ENTRIES:

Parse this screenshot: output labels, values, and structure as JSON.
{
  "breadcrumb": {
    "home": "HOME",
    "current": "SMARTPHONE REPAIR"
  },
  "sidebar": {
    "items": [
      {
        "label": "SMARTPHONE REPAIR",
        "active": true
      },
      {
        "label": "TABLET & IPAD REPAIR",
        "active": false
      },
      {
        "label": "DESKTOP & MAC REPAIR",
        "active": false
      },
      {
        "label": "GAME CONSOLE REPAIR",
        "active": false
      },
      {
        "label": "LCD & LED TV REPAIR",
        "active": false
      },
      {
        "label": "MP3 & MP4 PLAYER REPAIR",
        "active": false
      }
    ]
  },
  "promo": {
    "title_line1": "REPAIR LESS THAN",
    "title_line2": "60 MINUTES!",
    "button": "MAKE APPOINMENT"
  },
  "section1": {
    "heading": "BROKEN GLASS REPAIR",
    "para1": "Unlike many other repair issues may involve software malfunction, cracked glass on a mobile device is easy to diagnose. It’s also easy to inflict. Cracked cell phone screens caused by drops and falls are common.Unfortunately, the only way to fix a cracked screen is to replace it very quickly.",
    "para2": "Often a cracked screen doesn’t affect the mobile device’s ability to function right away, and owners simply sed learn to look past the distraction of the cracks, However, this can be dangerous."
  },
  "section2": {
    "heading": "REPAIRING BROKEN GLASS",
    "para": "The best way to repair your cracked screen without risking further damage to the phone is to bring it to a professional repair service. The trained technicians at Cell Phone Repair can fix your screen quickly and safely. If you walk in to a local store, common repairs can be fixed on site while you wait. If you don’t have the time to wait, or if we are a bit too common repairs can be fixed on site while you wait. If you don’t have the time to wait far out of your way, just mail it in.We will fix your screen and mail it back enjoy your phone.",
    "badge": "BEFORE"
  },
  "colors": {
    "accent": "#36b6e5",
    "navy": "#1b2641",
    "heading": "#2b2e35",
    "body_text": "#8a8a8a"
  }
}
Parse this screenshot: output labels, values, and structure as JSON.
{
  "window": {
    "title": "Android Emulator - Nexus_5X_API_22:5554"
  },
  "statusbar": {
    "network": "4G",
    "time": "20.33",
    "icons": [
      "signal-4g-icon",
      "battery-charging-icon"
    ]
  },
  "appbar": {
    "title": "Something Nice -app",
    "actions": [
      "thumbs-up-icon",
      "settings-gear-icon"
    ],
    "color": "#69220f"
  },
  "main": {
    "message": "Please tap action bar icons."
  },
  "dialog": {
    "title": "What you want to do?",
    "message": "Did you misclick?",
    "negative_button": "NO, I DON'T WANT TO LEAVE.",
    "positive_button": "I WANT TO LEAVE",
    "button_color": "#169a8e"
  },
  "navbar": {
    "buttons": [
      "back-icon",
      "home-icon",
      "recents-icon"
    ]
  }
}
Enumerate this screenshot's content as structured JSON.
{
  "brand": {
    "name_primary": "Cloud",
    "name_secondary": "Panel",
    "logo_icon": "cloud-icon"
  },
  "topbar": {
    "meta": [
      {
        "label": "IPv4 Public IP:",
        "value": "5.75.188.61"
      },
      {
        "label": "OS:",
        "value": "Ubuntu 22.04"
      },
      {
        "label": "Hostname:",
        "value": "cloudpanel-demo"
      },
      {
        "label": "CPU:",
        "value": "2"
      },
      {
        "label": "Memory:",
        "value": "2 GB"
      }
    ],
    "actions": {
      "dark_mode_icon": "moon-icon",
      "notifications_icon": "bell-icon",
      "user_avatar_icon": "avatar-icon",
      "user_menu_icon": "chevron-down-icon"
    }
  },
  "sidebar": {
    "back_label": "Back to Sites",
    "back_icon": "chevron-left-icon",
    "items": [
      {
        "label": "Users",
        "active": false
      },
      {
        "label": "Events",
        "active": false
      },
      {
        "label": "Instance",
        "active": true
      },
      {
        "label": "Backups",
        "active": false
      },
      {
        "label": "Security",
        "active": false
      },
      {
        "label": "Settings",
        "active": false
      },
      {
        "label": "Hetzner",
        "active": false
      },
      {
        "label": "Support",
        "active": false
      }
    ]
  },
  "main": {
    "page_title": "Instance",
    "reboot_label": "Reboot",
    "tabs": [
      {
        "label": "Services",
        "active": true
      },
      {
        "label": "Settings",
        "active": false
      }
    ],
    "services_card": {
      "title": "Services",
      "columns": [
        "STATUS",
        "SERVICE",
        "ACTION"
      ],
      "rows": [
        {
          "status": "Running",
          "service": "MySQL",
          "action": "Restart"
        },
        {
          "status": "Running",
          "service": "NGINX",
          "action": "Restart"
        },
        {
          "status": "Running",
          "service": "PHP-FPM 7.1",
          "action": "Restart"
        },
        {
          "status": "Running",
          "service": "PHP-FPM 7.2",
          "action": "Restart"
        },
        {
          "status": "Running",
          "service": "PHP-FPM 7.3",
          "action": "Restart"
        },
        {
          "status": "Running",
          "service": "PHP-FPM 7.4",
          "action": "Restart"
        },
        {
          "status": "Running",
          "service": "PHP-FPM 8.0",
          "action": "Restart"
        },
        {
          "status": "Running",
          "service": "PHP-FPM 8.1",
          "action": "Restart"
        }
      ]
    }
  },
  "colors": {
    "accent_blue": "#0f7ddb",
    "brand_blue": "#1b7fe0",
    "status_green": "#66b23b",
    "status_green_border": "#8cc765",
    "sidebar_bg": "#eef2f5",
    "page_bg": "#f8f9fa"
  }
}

INSTRUCTION:
Please give back all of the records exactly as written.

RESULT BELOW:
Parse this screenshot: output labels, values, and structure as JSON.
{
  "breadcrumb": {
    "home": "HOME",
    "current": "SMARTPHONE REPAIR"
  },
  "sidebar": {
    "items": [
      {
        "label": "SMARTPHONE REPAIR",
        "active": true
      },
      {
        "label": "TABLET & IPAD REPAIR",
        "active": false
      },
      {
        "label": "DESKTOP & MAC REPAIR",
        "active": false
      },
      {
        "label": "GAME CONSOLE REPAIR",
        "active": false
      },
      {
        "label": "LCD & LED TV REPAIR",
        "active": false
      },
      {
        "label": "MP3 & MP4 PLAYER REPAIR",
        "active": false
      }
    ]
  },
  "promo": {
    "title_line1": "REPAIR LESS THAN",
    "title_line2": "60 MINUTES!",
    "button": "MAKE APPOINMENT"
  },
  "section1": {
    "heading": "BROKEN GLASS REPAIR",
    "para1": "Unlike many other repair issues may involve software malfunction, cracked glass on a mobile device is easy to diagnose. It’s also easy to inflict. Cracked cell phone screens caused by drops and falls are common.Unfortunately, the only way to fix a cracked screen is to replace it very quickly.",
    "para2": "Often a cracked screen doesn’t affect the mobile device’s ability to function right away, and owners simply sed learn to look past the distraction of the cracks, However, this can be dangerous."
  },
  "section2": {
    "heading": "REPAIRING BROKEN GLASS",
    "para": "The best way to repair your cracked screen without risking further damage to the phone is to bring it to a professional repair service. The trained technicians at Cell Phone Repair can fix your screen quickly and safely. If you walk in to a local store, common repairs can be fixed on site while you wait. If you don’t have the time to wait, or if we are a bit too common repairs can be fixed on site while you wait. If you don’t have the time to wait far out of your way, just mail it in.We will fix your screen and mail it back enjoy your phone.",
    "badge": "BEFORE"
  },
  "colors": {
    "accent": "#36b6e5",
    "navy": "#1b2641",
    "heading": "#2b2e35",
    "body_text": "#8a8a8a"
  }
}
Parse this screenshot: output labels, values, and structure as JSON.
{
  "window": {
    "title": "Android Emulator - Nexus_5X_API_22:5554"
  },
  "statusbar": {
    "network": "4G",
    "time": "20.33",
    "icons": [
      "signal-4g-icon",
      "battery-charging-icon"
    ]
  },
  "appbar": {
    "title": "Something Nice -app",
    "actions": [
      "thumbs-up-icon",
      "settings-gear-icon"
    ],
    "color": "#69220f"
  },
  "main": {
    "message": "Please tap action bar icons."
  },
  "dialog": {
    "title": "What you want to do?",
    "message": "Did you misclick?",
    "negative_button": "NO, I DON'T WANT TO LEAVE.",
    "positive_button": "I WANT TO LEAVE",
    "button_color": "#169a8e"
  },
  "navbar": {
    "buttons": [
      "back-icon",
      "home-icon",
      "recents-icon"
    ]
  }
}
Enumerate this screenshot's content as structured JSON.
{
  "brand": {
    "name_primary": "Cloud",
    "name_secondary": "Panel",
    "logo_icon": "cloud-icon"
  },
  "topbar": {
    "meta": [
      {
        "label": "IPv4 Public IP:",
        "value": "5.75.188.61"
      },
      {
        "label": "OS:",
        "value": "Ubuntu 22.04"
      },
      {
        "label": "Hostname:",
        "value": "cloudpanel-demo"
      },
      {
        "label": "CPU:",
        "value": "2"
      },
      {
        "label": "Memory:",
        "value": "2 GB"
      }
    ],
    "actions": {
      "dark_mode_icon": "moon-icon",
      "notifications_icon": "bell-icon",
      "user_avatar_icon": "avatar-icon",
      "user_menu_icon": "chevron-down-icon"
    }
  },
  "sidebar": {
    "back_label": "Back to Sites",
    "back_icon": "chevron-left-icon",
    "items": [
      {
        "label": "Users",
        "active": false
      },
      {
        "label": "Events",
        "active": false
      },
      {
        "label": "Instance",
        "active": true
      },
      {
        "label": "Backups",
        "active": false
      },
      {
        "label": "Security",
        "active": false
      },
      {
        "label": "Settings",
        "active": false
      },
      {
        "label": "Hetzner",
        "active": false
      },
      {
        "label": "Support",
        "active": false
      }
    ]
  },
  "main": {
    "page_title": "Instance",
    "reboot_label": "Reboot",
    "tabs": [
      {
        "label": "Services",
        "active": true
      },
      {
        "label": "Settings",
        "active": false
      }
    ],
    "services_card": {
      "title": "Services",
      "columns": [
        "STATUS",
        "SERVICE",
        "ACTION"
      ],
      "rows": [
        {
          "status": "Running",
          "service": "MySQL",
          "action": "Restart"
        },
        {
          "status": "Running",
          "service": "NGINX",
          "action": "Restart"
        },
        {
          "status": "Running",
          "service": "PHP-FPM 7.1",
          "action": "Restart"
        },
        {
          "status": "Running",
          "service": "PHP-FPM 7.2",
          "action": "Restart"
        },
        {
          "status": "Running",
          "service": "PHP-FPM 7.3",
          "action": "Restart"
        },
        {
          "status": "Running",
          "service": "PHP-FPM 7.4",
          "action": "Restart"
        },
        {
          "status": "Running",
          "service": "PHP-FPM 8.0",
          "action": "Restart"
        },
        {
          "status": "Running",
          "service": "PHP-FPM 8.1",
          "action": "Restart"
        }
      ]
    }
  },
  "colors": {
    "accent_blue": "#0f7ddb",
    "brand_blue": "#1b7fe0",
    "status_green": "#66b23b",
    "status_green_border": "#8cc765",
    "sidebar_bg": "#eef2f5",
    "page_bg": "#f8f9fa"
  }
}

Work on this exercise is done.